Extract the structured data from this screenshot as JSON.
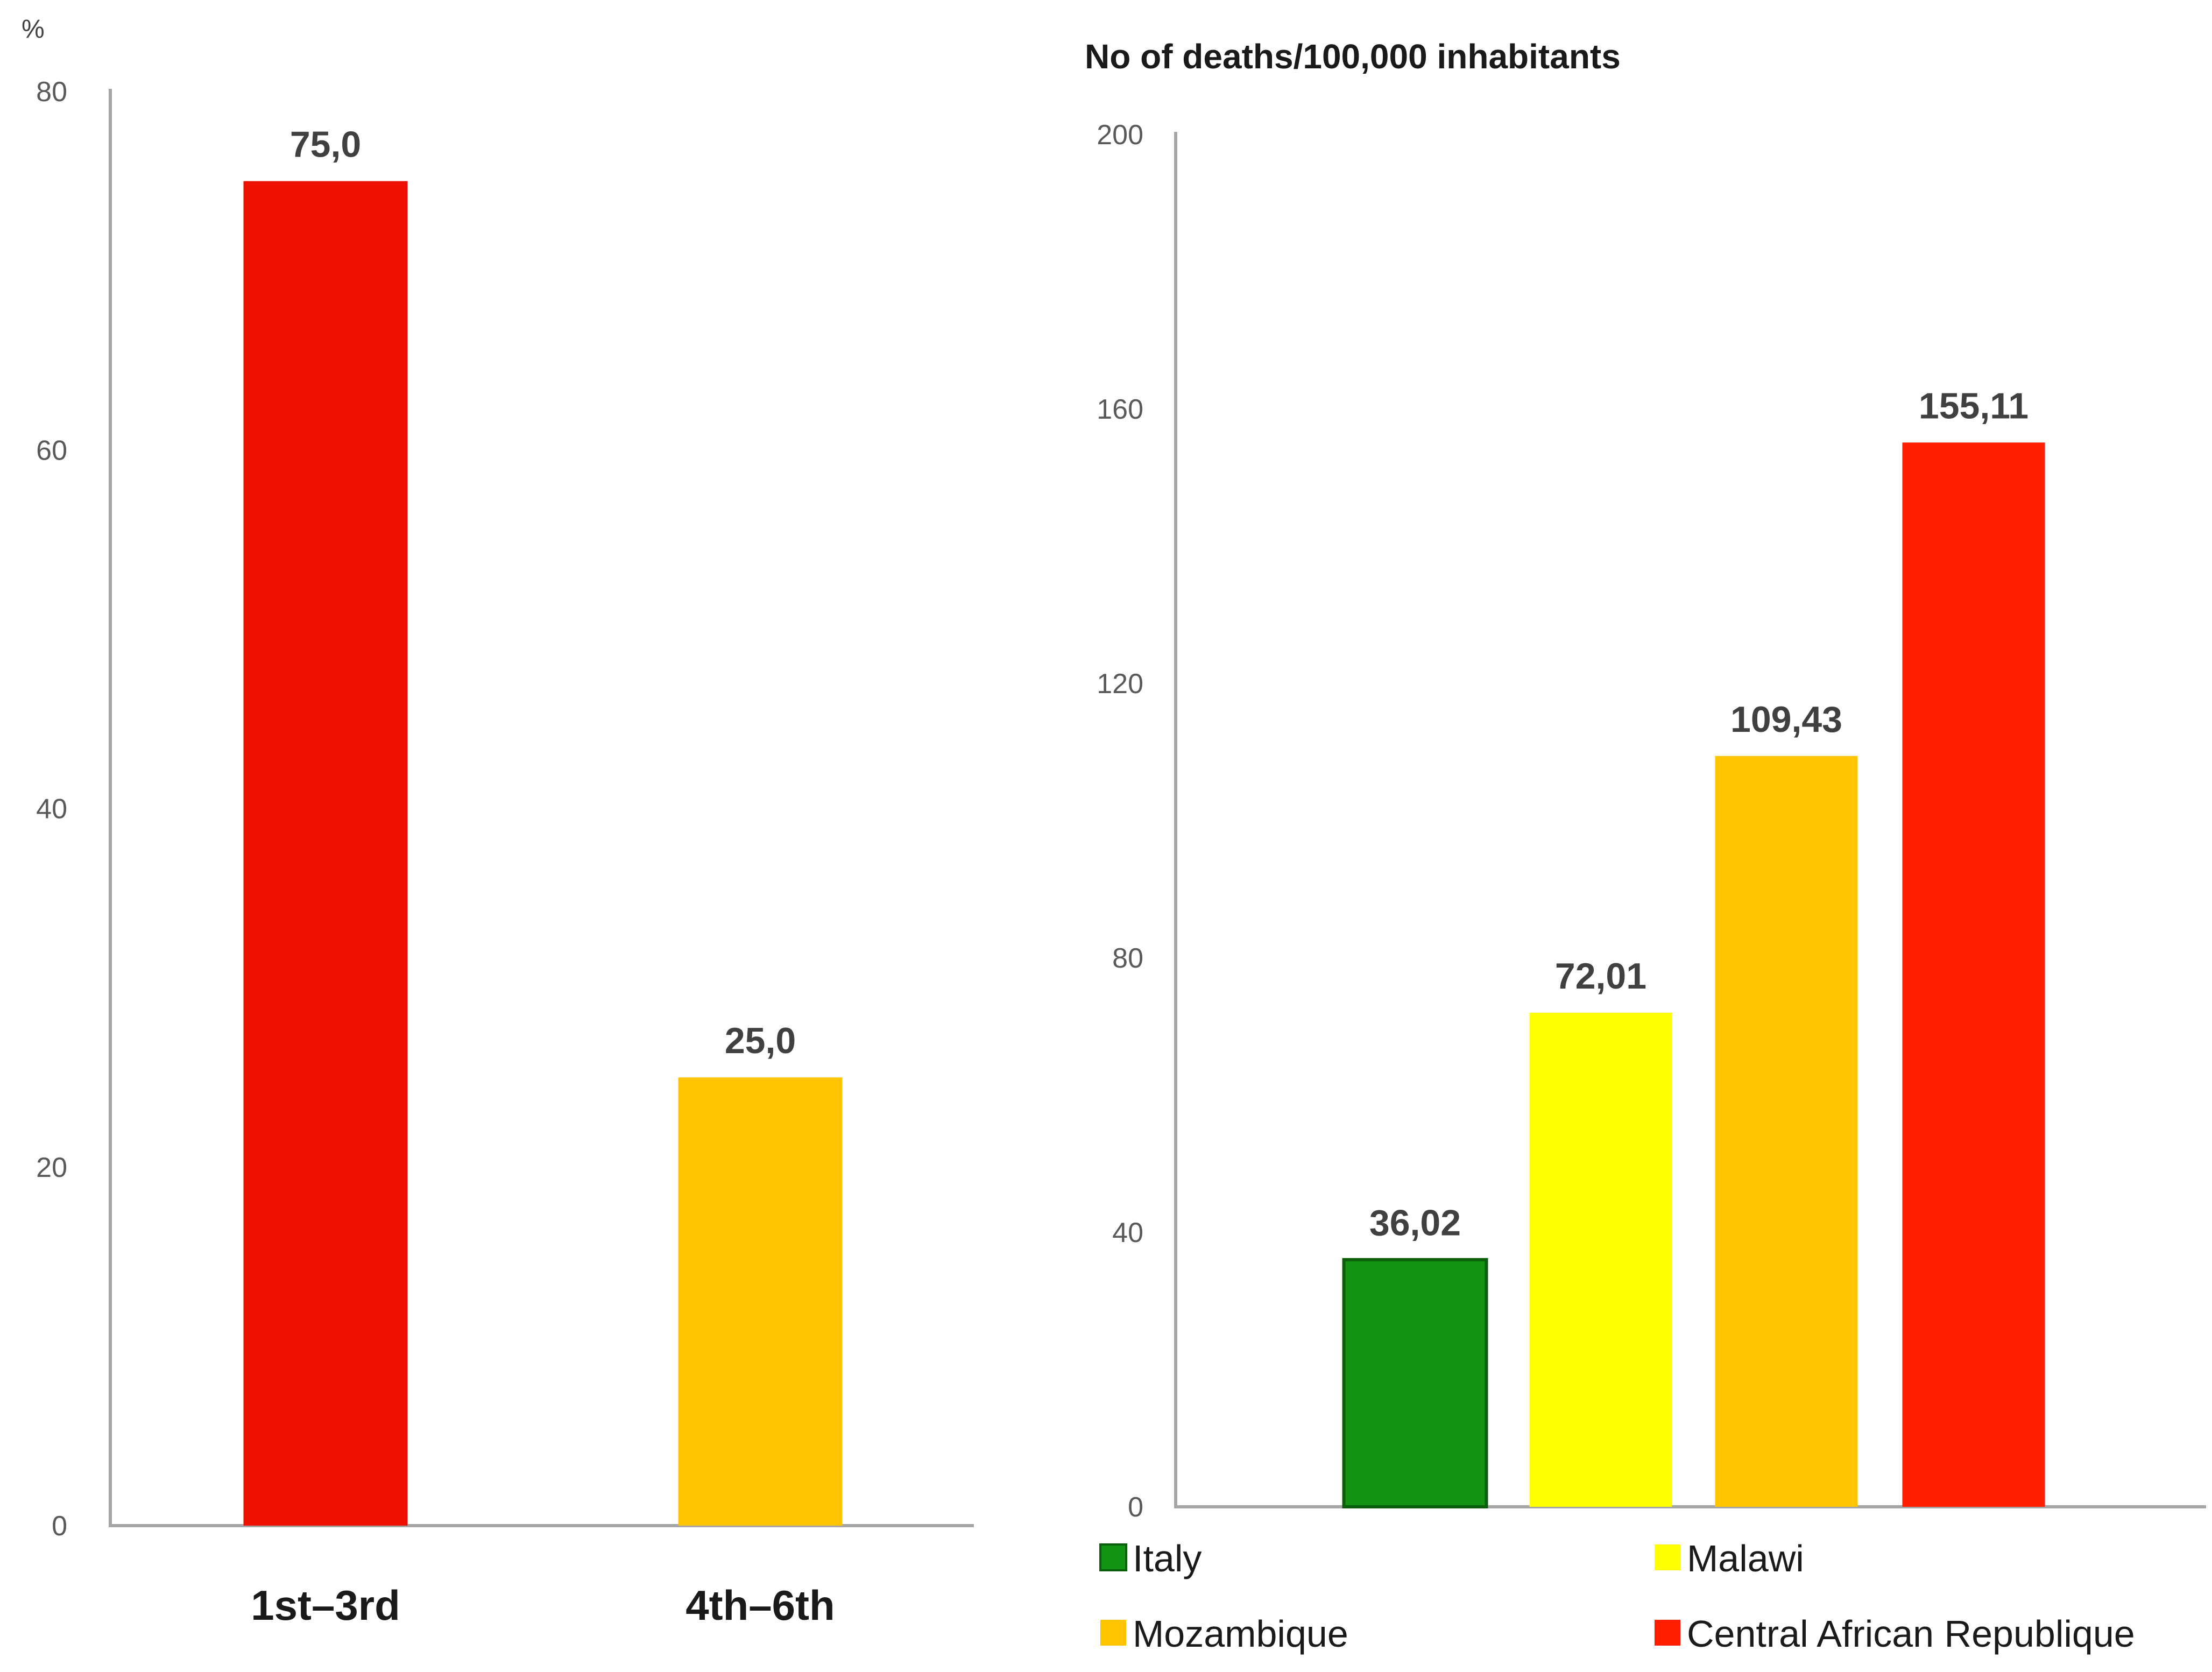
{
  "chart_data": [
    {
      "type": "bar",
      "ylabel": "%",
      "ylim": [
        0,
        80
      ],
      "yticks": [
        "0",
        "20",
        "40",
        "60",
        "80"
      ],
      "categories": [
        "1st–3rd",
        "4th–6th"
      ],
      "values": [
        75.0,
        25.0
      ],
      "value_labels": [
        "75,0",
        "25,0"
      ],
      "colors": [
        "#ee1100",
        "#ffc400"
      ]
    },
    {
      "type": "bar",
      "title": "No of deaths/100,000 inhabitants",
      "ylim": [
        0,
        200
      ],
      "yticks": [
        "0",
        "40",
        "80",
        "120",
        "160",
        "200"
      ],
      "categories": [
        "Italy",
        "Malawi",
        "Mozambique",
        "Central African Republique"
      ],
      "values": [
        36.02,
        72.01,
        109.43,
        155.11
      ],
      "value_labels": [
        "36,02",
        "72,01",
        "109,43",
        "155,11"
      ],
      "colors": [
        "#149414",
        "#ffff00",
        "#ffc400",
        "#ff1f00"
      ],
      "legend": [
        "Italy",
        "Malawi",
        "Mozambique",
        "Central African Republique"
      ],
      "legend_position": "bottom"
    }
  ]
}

____

**THE PROBLEM:**
Copy out all the data exactly; skip the pictures.

**SOLVED EXERCISE:**
Extract the structured data from this screenshot as JSON.
{
  "chart_data": [
    {
      "type": "bar",
      "ylabel": "%",
      "ylim": [
        0,
        80
      ],
      "yticks": [
        "0",
        "20",
        "40",
        "60",
        "80"
      ],
      "categories": [
        "1st–3rd",
        "4th–6th"
      ],
      "values": [
        75.0,
        25.0
      ],
      "value_labels": [
        "75,0",
        "25,0"
      ],
      "colors": [
        "#ee1100",
        "#ffc400"
      ]
    },
    {
      "type": "bar",
      "title": "No of deaths/100,000 inhabitants",
      "ylim": [
        0,
        200
      ],
      "yticks": [
        "0",
        "40",
        "80",
        "120",
        "160",
        "200"
      ],
      "categories": [
        "Italy",
        "Malawi",
        "Mozambique",
        "Central African Republique"
      ],
      "values": [
        36.02,
        72.01,
        109.43,
        155.11
      ],
      "value_labels": [
        "36,02",
        "72,01",
        "109,43",
        "155,11"
      ],
      "colors": [
        "#149414",
        "#ffff00",
        "#ffc400",
        "#ff1f00"
      ],
      "legend": [
        "Italy",
        "Malawi",
        "Mozambique",
        "Central African Republique"
      ],
      "legend_position": "bottom"
    }
  ]
}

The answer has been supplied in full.